- Your goal: Every entry must be transcribed without alteration.
###
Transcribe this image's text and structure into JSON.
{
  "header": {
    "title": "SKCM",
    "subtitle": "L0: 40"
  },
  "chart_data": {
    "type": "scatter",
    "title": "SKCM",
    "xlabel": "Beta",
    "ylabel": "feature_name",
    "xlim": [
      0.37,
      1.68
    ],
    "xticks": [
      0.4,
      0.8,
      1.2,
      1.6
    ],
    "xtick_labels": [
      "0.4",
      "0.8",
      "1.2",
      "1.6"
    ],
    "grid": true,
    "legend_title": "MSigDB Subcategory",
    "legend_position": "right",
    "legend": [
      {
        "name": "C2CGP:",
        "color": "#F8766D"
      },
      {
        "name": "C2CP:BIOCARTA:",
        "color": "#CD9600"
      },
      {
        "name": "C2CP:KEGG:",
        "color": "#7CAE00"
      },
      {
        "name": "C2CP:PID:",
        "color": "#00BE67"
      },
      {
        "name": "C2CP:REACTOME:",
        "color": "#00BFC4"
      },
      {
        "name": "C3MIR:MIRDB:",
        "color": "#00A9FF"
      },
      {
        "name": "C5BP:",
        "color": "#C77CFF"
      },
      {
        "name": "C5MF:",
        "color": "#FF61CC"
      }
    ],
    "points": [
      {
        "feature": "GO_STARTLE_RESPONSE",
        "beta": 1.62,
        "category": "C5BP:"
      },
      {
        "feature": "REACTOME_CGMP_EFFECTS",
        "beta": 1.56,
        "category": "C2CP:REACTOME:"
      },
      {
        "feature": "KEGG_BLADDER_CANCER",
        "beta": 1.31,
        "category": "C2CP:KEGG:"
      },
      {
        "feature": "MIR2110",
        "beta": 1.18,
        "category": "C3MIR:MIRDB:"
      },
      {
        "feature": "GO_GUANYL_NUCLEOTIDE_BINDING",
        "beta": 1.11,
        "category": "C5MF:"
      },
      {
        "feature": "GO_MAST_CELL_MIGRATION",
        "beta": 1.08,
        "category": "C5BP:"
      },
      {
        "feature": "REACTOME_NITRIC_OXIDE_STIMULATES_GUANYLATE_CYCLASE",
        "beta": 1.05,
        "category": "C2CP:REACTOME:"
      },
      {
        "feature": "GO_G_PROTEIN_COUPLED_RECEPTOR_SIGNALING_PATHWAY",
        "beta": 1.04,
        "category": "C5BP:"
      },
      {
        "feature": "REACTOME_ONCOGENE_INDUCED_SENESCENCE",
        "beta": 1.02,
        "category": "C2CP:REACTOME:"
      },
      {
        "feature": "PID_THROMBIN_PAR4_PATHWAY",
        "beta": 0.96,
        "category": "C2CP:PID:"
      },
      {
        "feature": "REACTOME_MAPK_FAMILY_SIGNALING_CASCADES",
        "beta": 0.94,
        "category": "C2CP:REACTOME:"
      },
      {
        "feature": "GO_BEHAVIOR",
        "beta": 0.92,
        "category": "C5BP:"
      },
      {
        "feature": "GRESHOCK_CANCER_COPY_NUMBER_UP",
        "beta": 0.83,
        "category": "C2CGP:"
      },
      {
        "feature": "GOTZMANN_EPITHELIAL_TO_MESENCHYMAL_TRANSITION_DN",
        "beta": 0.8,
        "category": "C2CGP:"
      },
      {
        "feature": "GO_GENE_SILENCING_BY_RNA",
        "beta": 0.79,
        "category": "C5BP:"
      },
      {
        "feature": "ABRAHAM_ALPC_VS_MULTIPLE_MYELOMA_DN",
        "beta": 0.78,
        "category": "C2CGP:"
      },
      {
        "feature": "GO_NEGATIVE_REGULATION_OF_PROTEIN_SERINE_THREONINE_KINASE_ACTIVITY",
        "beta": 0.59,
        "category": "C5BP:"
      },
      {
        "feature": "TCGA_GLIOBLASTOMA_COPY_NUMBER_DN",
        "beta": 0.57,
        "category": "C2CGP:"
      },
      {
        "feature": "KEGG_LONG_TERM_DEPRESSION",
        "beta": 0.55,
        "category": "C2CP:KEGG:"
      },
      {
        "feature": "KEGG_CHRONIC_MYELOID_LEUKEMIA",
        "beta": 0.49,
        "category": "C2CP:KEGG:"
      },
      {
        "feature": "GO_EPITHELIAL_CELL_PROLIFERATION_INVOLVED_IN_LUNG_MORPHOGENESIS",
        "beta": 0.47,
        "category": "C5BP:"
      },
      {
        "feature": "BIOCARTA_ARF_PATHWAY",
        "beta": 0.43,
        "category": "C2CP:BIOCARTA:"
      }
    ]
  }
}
###
- Solved exercise:
Transcribe this image's text and structure into JSON.
{
  "header": {
    "title": "SKCM",
    "subtitle": "L0: 40"
  },
  "chart_data": {
    "type": "scatter",
    "title": "SKCM",
    "xlabel": "Beta",
    "ylabel": "feature_name",
    "xlim": [
      0.37,
      1.68
    ],
    "xticks": [
      0.4,
      0.8,
      1.2,
      1.6
    ],
    "xtick_labels": [
      "0.4",
      "0.8",
      "1.2",
      "1.6"
    ],
    "grid": true,
    "legend_title": "MSigDB Subcategory",
    "legend_position": "right",
    "legend": [
      {
        "name": "C2CGP:",
        "color": "#F8766D"
      },
      {
        "name": "C2CP:BIOCARTA:",
        "color": "#CD9600"
      },
      {
        "name": "C2CP:KEGG:",
        "color": "#7CAE00"
      },
      {
        "name": "C2CP:PID:",
        "color": "#00BE67"
      },
      {
        "name": "C2CP:REACTOME:",
        "color": "#00BFC4"
      },
      {
        "name": "C3MIR:MIRDB:",
        "color": "#00A9FF"
      },
      {
        "name": "C5BP:",
        "color": "#C77CFF"
      },
      {
        "name": "C5MF:",
        "color": "#FF61CC"
      }
    ],
    "points": [
      {
        "feature": "GO_STARTLE_RESPONSE",
        "beta": 1.62,
        "category": "C5BP:"
      },
      {
        "feature": "REACTOME_CGMP_EFFECTS",
        "beta": 1.56,
        "category": "C2CP:REACTOME:"
      },
      {
        "feature": "KEGG_BLADDER_CANCER",
        "beta": 1.31,
        "category": "C2CP:KEGG:"
      },
      {
        "feature": "MIR2110",
        "beta": 1.18,
        "category": "C3MIR:MIRDB:"
      },
      {
        "feature": "GO_GUANYL_NUCLEOTIDE_BINDING",
        "beta": 1.11,
        "category": "C5MF:"
      },
      {
        "feature": "GO_MAST_CELL_MIGRATION",
        "beta": 1.08,
        "category": "C5BP:"
      },
      {
        "feature": "REACTOME_NITRIC_OXIDE_STIMULATES_GUANYLATE_CYCLASE",
        "beta": 1.05,
        "category": "C2CP:REACTOME:"
      },
      {
        "feature": "GO_G_PROTEIN_COUPLED_RECEPTOR_SIGNALING_PATHWAY",
        "beta": 1.04,
        "category": "C5BP:"
      },
      {
        "feature": "REACTOME_ONCOGENE_INDUCED_SENESCENCE",
        "beta": 1.02,
        "category": "C2CP:REACTOME:"
      },
      {
        "feature": "PID_THROMBIN_PAR4_PATHWAY",
        "beta": 0.96,
        "category": "C2CP:PID:"
      },
      {
        "feature": "REACTOME_MAPK_FAMILY_SIGNALING_CASCADES",
        "beta": 0.94,
        "category": "C2CP:REACTOME:"
      },
      {
        "feature": "GO_BEHAVIOR",
        "beta": 0.92,
        "category": "C5BP:"
      },
      {
        "feature": "GRESHOCK_CANCER_COPY_NUMBER_UP",
        "beta": 0.83,
        "category": "C2CGP:"
      },
      {
        "feature": "GOTZMANN_EPITHELIAL_TO_MESENCHYMAL_TRANSITION_DN",
        "beta": 0.8,
        "category": "C2CGP:"
      },
      {
        "feature": "GO_GENE_SILENCING_BY_RNA",
        "beta": 0.79,
        "category": "C5BP:"
      },
      {
        "feature": "ABRAHAM_ALPC_VS_MULTIPLE_MYELOMA_DN",
        "beta": 0.78,
        "category": "C2CGP:"
      },
      {
        "feature": "GO_NEGATIVE_REGULATION_OF_PROTEIN_SERINE_THREONINE_KINASE_ACTIVITY",
        "beta": 0.59,
        "category": "C5BP:"
      },
      {
        "feature": "TCGA_GLIOBLASTOMA_COPY_NUMBER_DN",
        "beta": 0.57,
        "category": "C2CGP:"
      },
      {
        "feature": "KEGG_LONG_TERM_DEPRESSION",
        "beta": 0.55,
        "category": "C2CP:KEGG:"
      },
      {
        "feature": "KEGG_CHRONIC_MYELOID_LEUKEMIA",
        "beta": 0.49,
        "category": "C2CP:KEGG:"
      },
      {
        "feature": "GO_EPITHELIAL_CELL_PROLIFERATION_INVOLVED_IN_LUNG_MORPHOGENESIS",
        "beta": 0.47,
        "category": "C5BP:"
      },
      {
        "feature": "BIOCARTA_ARF_PATHWAY",
        "beta": 0.43,
        "category": "C2CP:BIOCARTA:"
      }
    ]
  }
}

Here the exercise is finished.